WHAT IS ASKED
Extract each record and reproduce it exactly.

Stored data
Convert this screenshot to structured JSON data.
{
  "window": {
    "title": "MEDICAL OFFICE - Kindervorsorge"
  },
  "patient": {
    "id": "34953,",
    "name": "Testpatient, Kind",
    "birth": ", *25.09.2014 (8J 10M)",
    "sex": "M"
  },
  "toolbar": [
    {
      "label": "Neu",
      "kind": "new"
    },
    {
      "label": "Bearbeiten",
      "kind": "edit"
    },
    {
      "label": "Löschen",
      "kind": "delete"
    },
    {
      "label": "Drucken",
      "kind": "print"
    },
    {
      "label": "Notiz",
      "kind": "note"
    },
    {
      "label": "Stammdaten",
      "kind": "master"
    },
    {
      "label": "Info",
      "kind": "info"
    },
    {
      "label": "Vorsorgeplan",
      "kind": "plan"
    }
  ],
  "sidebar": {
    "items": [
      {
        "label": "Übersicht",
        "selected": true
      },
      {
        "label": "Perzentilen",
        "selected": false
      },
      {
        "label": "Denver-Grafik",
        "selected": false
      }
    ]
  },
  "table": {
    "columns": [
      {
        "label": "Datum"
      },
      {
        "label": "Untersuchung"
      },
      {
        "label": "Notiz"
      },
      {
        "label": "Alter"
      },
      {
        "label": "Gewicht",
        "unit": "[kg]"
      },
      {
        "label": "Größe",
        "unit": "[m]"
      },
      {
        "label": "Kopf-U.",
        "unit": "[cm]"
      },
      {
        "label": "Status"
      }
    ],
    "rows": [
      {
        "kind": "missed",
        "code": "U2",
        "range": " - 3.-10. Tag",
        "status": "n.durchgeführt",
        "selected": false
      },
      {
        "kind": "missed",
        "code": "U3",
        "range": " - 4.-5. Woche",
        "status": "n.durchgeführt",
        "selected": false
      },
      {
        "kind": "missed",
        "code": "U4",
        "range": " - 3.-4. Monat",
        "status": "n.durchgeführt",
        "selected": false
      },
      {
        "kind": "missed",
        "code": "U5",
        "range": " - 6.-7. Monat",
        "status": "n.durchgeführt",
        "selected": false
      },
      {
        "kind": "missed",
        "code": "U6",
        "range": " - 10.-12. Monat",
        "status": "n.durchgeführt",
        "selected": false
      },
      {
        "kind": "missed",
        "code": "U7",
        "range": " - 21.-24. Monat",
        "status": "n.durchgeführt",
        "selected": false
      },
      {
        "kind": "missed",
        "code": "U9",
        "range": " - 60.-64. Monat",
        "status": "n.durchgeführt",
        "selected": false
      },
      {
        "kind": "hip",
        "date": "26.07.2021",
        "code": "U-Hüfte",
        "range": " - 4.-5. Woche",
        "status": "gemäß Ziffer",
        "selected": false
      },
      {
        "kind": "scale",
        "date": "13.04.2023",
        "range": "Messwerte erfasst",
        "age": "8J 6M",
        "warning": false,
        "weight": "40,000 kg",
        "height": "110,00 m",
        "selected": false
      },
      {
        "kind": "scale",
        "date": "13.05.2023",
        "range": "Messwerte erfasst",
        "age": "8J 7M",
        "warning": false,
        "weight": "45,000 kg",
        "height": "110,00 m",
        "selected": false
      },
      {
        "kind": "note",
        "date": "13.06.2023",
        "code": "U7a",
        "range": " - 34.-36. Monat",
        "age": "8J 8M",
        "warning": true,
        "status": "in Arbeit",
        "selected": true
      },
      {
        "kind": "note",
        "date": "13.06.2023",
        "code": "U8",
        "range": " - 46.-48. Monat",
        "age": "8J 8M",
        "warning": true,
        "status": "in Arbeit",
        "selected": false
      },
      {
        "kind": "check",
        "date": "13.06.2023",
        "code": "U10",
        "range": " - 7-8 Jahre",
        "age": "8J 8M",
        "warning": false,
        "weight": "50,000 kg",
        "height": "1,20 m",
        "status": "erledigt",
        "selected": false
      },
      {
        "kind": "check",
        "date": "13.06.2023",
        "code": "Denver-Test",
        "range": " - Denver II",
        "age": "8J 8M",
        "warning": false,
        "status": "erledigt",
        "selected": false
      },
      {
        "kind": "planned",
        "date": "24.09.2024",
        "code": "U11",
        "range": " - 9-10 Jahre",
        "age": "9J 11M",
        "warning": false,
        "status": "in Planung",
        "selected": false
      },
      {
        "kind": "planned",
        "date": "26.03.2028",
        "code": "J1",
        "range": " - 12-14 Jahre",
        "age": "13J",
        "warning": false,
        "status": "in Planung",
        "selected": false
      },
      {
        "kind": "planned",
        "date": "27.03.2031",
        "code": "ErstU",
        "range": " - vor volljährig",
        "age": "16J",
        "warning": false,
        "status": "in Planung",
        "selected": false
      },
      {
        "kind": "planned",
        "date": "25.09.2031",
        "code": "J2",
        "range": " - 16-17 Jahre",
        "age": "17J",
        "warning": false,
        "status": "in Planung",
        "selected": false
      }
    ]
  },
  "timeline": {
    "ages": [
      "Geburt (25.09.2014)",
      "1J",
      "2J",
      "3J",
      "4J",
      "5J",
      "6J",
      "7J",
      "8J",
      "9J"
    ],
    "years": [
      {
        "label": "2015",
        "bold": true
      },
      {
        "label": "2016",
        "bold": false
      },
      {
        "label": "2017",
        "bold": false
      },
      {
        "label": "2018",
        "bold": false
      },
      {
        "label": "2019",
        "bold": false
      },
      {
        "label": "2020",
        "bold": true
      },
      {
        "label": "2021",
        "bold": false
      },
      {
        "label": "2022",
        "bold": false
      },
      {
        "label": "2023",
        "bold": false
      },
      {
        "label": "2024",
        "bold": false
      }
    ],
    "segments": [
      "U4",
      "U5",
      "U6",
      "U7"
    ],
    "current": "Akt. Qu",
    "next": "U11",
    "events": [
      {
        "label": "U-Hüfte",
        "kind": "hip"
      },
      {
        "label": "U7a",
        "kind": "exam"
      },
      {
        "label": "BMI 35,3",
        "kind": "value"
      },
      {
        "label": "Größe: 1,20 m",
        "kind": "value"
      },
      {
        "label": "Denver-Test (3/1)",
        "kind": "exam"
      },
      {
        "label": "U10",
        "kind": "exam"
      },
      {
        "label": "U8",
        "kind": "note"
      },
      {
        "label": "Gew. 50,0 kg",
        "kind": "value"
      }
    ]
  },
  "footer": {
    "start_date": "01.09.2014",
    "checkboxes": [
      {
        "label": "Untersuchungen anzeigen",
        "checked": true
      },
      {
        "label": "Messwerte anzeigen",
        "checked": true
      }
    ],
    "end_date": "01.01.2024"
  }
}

RIGHT ANSWER
Convert this screenshot to structured JSON data.
{
  "window": {
    "title": "MEDICAL OFFICE - Kindervorsorge"
  },
  "patient": {
    "id": "34953,",
    "name": "Testpatient, Kind",
    "birth": ", *25.09.2014 (8J 10M)",
    "sex": "M"
  },
  "toolbar": [
    {
      "label": "Neu",
      "kind": "new"
    },
    {
      "label": "Bearbeiten",
      "kind": "edit"
    },
    {
      "label": "Löschen",
      "kind": "delete"
    },
    {
      "label": "Drucken",
      "kind": "print"
    },
    {
      "label": "Notiz",
      "kind": "note"
    },
    {
      "label": "Stammdaten",
      "kind": "master"
    },
    {
      "label": "Info",
      "kind": "info"
    },
    {
      "label": "Vorsorgeplan",
      "kind": "plan"
    }
  ],
  "sidebar": {
    "items": [
      {
        "label": "Übersicht",
        "selected": true
      },
      {
        "label": "Perzentilen",
        "selected": false
      },
      {
        "label": "Denver-Grafik",
        "selected": false
      }
    ]
  },
  "table": {
    "columns": [
      {
        "label": "Datum"
      },
      {
        "label": "Untersuchung"
      },
      {
        "label": "Notiz"
      },
      {
        "label": "Alter"
      },
      {
        "label": "Gewicht",
        "unit": "[kg]"
      },
      {
        "label": "Größe",
        "unit": "[m]"
      },
      {
        "label": "Kopf-U.",
        "unit": "[cm]"
      },
      {
        "label": "Status"
      }
    ],
    "rows": [
      {
        "kind": "missed",
        "code": "U2",
        "range": " - 3.-10. Tag",
        "status": "n.durchgeführt",
        "selected": false
      },
      {
        "kind": "missed",
        "code": "U3",
        "range": " - 4.-5. Woche",
        "status": "n.durchgeführt",
        "selected": false
      },
      {
        "kind": "missed",
        "code": "U4",
        "range": " - 3.-4. Monat",
        "status": "n.durchgeführt",
        "selected": false
      },
      {
        "kind": "missed",
        "code": "U5",
        "range": " - 6.-7. Monat",
        "status": "n.durchgeführt",
        "selected": false
      },
      {
        "kind": "missed",
        "code": "U6",
        "range": " - 10.-12. Monat",
        "status": "n.durchgeführt",
        "selected": false
      },
      {
        "kind": "missed",
        "code": "U7",
        "range": " - 21.-24. Monat",
        "status": "n.durchgeführt",
        "selected": false
      },
      {
        "kind": "missed",
        "code": "U9",
        "range": " - 60.-64. Monat",
        "status": "n.durchgeführt",
        "selected": false
      },
      {
        "kind": "hip",
        "date": "26.07.2021",
        "code": "U-Hüfte",
        "range": " - 4.-5. Woche",
        "status": "gemäß Ziffer",
        "selected": false
      },
      {
        "kind": "scale",
        "date": "13.04.2023",
        "range": "Messwerte erfasst",
        "age": "8J 6M",
        "warning": false,
        "weight": "40,000 kg",
        "height": "110,00 m",
        "selected": false
      },
      {
        "kind": "scale",
        "date": "13.05.2023",
        "range": "Messwerte erfasst",
        "age": "8J 7M",
        "warning": false,
        "weight": "45,000 kg",
        "height": "110,00 m",
        "selected": false
      },
      {
        "kind": "note",
        "date": "13.06.2023",
        "code": "U7a",
        "range": " - 34.-36. Monat",
        "age": "8J 8M",
        "warning": true,
        "status": "in Arbeit",
        "selected": true
      },
      {
        "kind": "note",
        "date": "13.06.2023",
        "code": "U8",
        "range": " - 46.-48. Monat",
        "age": "8J 8M",
        "warning": true,
        "status": "in Arbeit",
        "selected": false
      },
      {
        "kind": "check",
        "date": "13.06.2023",
        "code": "U10",
        "range": " - 7-8 Jahre",
        "age": "8J 8M",
        "warning": false,
        "weight": "50,000 kg",
        "height": "1,20 m",
        "status": "erledigt",
        "selected": false
      },
      {
        "kind": "check",
        "date": "13.06.2023",
        "code": "Denver-Test",
        "range": " - Denver II",
        "age": "8J 8M",
        "warning": false,
        "status": "erledigt",
        "selected": false
      },
      {
        "kind": "planned",
        "date": "24.09.2024",
        "code": "U11",
        "range": " - 9-10 Jahre",
        "age": "9J 11M",
        "warning": false,
        "status": "in Planung",
        "selected": false
      },
      {
        "kind": "planned",
        "date": "26.03.2028",
        "code": "J1",
        "range": " - 12-14 Jahre",
        "age": "13J",
        "warning": false,
        "status": "in Planung",
        "selected": false
      },
      {
        "kind": "planned",
        "date": "27.03.2031",
        "code": "ErstU",
        "range": " - vor volljährig",
        "age": "16J",
        "warning": false,
        "status": "in Planung",
        "selected": false
      },
      {
        "kind": "planned",
        "date": "25.09.2031",
        "code": "J2",
        "range": " - 16-17 Jahre",
        "age": "17J",
        "warning": false,
        "status": "in Planung",
        "selected": false
      }
    ]
  },
  "timeline": {
    "ages": [
      "Geburt (25.09.2014)",
      "1J",
      "2J",
      "3J",
      "4J",
      "5J",
      "6J",
      "7J",
      "8J",
      "9J"
    ],
    "years": [
      {
        "label": "2015",
        "bold": true
      },
      {
        "label": "2016",
        "bold": false
      },
      {
        "label": "2017",
        "bold": false
      },
      {
        "label": "2018",
        "bold": false
      },
      {
        "label": "2019",
        "bold": false
      },
      {
        "label": "2020",
        "bold": true
      },
      {
        "label": "2021",
        "bold": false
      },
      {
        "label": "2022",
        "bold": false
      },
      {
        "label": "2023",
        "bold": false
      },
      {
        "label": "2024",
        "bold": false
      }
    ],
    "segments": [
      "U4",
      "U5",
      "U6",
      "U7"
    ],
    "current": "Akt. Qu",
    "next": "U11",
    "events": [
      {
        "label": "U-Hüfte",
        "kind": "hip"
      },
      {
        "label": "U7a",
        "kind": "exam"
      },
      {
        "label": "BMI 35,3",
        "kind": "value"
      },
      {
        "label": "Größe: 1,20 m",
        "kind": "value"
      },
      {
        "label": "Denver-Test (3/1)",
        "kind": "exam"
      },
      {
        "label": "U10",
        "kind": "exam"
      },
      {
        "label": "U8",
        "kind": "note"
      },
      {
        "label": "Gew. 50,0 kg",
        "kind": "value"
      }
    ]
  },
  "footer": {
    "start_date": "01.09.2014",
    "checkboxes": [
      {
        "label": "Untersuchungen anzeigen",
        "checked": true
      },
      {
        "label": "Messwerte anzeigen",
        "checked": true
      }
    ],
    "end_date": "01.01.2024"
  }
}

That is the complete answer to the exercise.